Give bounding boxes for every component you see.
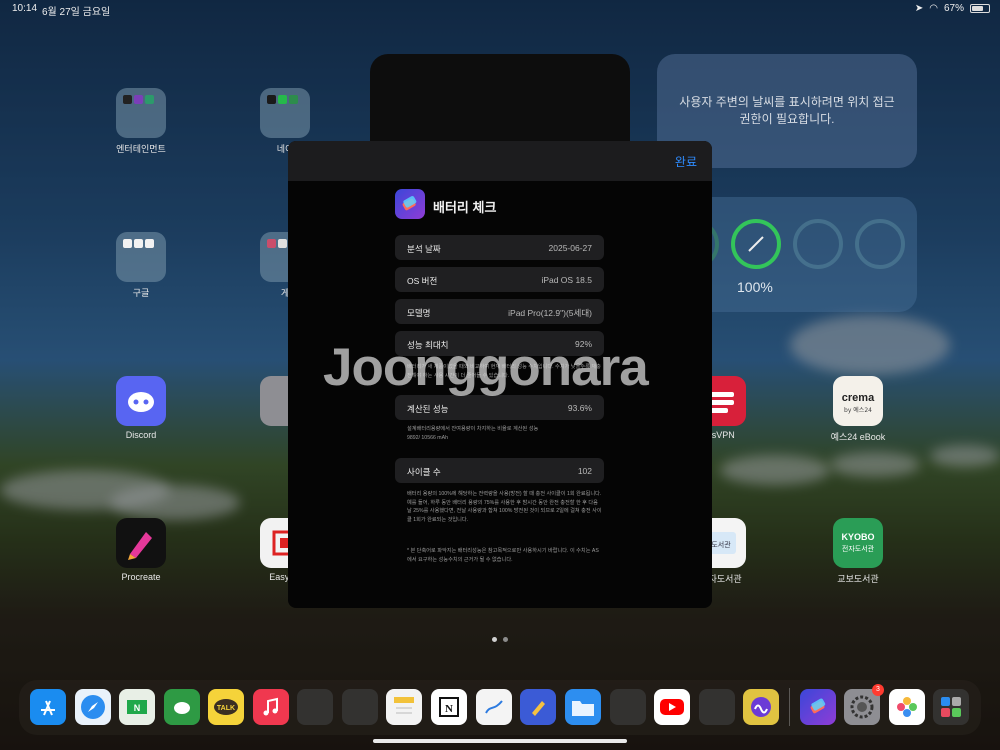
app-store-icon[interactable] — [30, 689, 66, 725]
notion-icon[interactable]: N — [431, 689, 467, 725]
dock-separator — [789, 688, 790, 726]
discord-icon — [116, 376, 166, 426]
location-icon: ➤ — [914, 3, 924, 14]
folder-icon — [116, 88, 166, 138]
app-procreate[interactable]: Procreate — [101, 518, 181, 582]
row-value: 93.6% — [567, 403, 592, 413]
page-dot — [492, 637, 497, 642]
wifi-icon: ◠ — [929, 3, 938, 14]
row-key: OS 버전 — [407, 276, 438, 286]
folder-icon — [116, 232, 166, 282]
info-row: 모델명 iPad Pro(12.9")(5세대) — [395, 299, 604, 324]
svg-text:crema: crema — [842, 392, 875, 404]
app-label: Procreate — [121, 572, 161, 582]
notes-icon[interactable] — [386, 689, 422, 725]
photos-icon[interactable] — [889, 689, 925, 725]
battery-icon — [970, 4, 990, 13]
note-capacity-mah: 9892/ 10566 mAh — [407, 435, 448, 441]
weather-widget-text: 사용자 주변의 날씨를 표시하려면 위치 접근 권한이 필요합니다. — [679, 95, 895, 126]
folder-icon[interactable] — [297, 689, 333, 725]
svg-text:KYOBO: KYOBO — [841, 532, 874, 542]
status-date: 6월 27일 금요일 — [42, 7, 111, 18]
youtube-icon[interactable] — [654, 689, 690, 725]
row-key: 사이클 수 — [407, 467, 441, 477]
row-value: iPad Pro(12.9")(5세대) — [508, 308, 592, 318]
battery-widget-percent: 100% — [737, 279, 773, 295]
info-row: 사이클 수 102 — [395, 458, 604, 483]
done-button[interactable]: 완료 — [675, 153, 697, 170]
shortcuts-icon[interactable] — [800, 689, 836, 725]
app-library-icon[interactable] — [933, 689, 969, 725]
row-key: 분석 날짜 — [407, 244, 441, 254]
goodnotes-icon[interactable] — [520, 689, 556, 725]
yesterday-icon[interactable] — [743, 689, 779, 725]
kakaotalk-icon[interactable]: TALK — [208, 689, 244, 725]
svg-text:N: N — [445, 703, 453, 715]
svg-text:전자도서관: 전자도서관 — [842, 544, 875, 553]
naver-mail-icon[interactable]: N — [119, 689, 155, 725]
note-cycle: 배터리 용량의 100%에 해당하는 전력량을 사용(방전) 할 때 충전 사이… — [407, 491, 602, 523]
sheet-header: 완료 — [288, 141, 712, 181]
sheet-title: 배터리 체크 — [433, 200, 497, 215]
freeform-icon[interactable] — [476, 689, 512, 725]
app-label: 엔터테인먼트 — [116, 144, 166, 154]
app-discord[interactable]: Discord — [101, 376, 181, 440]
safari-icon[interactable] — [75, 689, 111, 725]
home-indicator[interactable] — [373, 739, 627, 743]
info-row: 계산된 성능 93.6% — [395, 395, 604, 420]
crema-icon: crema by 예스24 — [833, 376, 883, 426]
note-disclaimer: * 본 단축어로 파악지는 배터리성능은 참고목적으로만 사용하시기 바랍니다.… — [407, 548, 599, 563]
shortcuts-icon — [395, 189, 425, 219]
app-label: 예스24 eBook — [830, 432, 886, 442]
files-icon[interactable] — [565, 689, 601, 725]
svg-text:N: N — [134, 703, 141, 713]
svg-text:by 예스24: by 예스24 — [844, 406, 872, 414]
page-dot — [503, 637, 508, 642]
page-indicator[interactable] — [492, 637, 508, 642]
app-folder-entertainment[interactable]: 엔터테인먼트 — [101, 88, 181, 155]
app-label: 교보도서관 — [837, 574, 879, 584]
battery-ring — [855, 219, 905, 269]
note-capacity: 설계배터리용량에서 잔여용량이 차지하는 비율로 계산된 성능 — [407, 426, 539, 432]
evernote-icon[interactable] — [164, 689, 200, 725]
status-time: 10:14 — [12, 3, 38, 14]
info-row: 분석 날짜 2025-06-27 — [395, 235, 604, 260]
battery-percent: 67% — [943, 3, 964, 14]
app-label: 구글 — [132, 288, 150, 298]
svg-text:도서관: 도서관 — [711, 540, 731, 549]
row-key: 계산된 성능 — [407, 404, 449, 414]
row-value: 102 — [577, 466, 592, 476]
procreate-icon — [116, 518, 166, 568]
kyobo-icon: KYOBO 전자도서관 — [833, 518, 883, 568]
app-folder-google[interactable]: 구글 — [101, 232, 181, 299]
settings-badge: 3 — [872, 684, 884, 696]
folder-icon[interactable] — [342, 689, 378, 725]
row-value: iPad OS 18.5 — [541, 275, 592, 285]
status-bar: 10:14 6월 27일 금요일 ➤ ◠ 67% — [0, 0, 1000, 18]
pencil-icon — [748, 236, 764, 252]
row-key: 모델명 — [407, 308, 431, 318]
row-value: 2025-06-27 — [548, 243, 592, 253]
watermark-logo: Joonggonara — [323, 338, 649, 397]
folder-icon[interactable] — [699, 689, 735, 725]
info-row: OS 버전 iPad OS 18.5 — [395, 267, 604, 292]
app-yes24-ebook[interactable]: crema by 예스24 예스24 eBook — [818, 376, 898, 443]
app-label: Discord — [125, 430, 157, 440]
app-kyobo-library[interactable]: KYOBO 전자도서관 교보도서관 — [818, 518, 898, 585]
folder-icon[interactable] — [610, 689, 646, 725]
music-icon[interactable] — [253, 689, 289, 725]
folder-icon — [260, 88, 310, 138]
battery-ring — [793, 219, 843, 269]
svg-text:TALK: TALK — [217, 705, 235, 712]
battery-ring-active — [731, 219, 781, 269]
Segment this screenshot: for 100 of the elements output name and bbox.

* * *

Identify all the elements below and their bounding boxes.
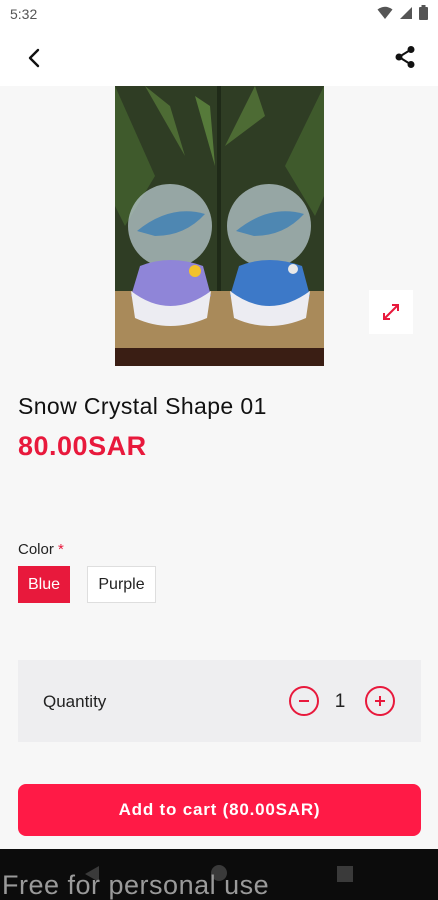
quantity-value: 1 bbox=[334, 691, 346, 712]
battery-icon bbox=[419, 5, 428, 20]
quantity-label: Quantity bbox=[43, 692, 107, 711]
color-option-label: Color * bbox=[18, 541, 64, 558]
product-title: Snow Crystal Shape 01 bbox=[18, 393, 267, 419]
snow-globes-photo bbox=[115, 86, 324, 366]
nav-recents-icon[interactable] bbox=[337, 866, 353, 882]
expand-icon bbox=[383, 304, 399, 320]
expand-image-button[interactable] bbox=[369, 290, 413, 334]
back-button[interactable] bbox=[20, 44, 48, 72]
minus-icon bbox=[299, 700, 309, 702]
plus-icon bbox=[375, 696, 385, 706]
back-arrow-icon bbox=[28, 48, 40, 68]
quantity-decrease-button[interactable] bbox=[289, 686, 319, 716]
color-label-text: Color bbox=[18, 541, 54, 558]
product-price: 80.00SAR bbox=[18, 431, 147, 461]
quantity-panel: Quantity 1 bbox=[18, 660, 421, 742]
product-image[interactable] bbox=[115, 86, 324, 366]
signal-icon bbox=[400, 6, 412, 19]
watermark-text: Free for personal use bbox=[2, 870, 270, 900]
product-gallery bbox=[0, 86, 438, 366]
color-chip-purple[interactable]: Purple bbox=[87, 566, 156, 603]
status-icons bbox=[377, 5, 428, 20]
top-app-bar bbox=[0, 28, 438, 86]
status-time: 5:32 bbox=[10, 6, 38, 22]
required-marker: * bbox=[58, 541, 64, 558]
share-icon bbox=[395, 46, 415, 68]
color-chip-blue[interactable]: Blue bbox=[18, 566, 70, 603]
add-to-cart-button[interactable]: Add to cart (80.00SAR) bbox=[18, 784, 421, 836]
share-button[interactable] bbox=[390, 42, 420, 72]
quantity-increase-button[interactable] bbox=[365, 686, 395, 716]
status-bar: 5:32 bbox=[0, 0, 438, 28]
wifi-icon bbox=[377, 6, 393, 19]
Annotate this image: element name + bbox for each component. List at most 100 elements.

THE PROBLEM: Copy the entries verbatim from the line containing "Identify all the" up to and including the line containing "Annotate this image: element", omitting the pictures from your answer.

ANSWER TO THE PROBLEM:
Identify all the elements below and their bounding boxes.
quantity-value: 1 bbox=[334, 691, 346, 712]
battery-icon bbox=[419, 5, 428, 20]
quantity-label: Quantity bbox=[43, 692, 107, 711]
color-option-label: Color * bbox=[18, 541, 64, 558]
product-title: Snow Crystal Shape 01 bbox=[18, 393, 267, 419]
snow-globes-photo bbox=[115, 86, 324, 366]
nav-recents-icon[interactable] bbox=[337, 866, 353, 882]
expand-icon bbox=[383, 304, 399, 320]
expand-image-button[interactable] bbox=[369, 290, 413, 334]
back-button[interactable] bbox=[20, 44, 48, 72]
minus-icon bbox=[299, 700, 309, 702]
plus-icon bbox=[375, 696, 385, 706]
back-arrow-icon bbox=[28, 48, 40, 68]
quantity-decrease-button[interactable] bbox=[289, 686, 319, 716]
color-label-text: Color bbox=[18, 541, 54, 558]
product-price: 80.00SAR bbox=[18, 431, 147, 461]
quantity-panel: Quantity 1 bbox=[18, 660, 421, 742]
product-image[interactable] bbox=[115, 86, 324, 366]
signal-icon bbox=[400, 6, 412, 19]
watermark-text: Free for personal use bbox=[2, 870, 270, 900]
product-gallery bbox=[0, 86, 438, 366]
color-chip-purple[interactable]: Purple bbox=[87, 566, 156, 603]
status-icons bbox=[377, 5, 428, 20]
top-app-bar bbox=[0, 28, 438, 86]
status-time: 5:32 bbox=[10, 6, 38, 22]
required-marker: * bbox=[58, 541, 64, 558]
share-icon bbox=[395, 46, 415, 68]
color-chip-blue[interactable]: Blue bbox=[18, 566, 70, 603]
add-to-cart-button[interactable]: Add to cart (80.00SAR) bbox=[18, 784, 421, 836]
share-button[interactable] bbox=[390, 42, 420, 72]
quantity-increase-button[interactable] bbox=[365, 686, 395, 716]
status-bar: 5:32 bbox=[0, 0, 438, 28]
wifi-icon bbox=[377, 6, 393, 19]
Annotate this image: element name + bbox for each component. List at most 100 elements.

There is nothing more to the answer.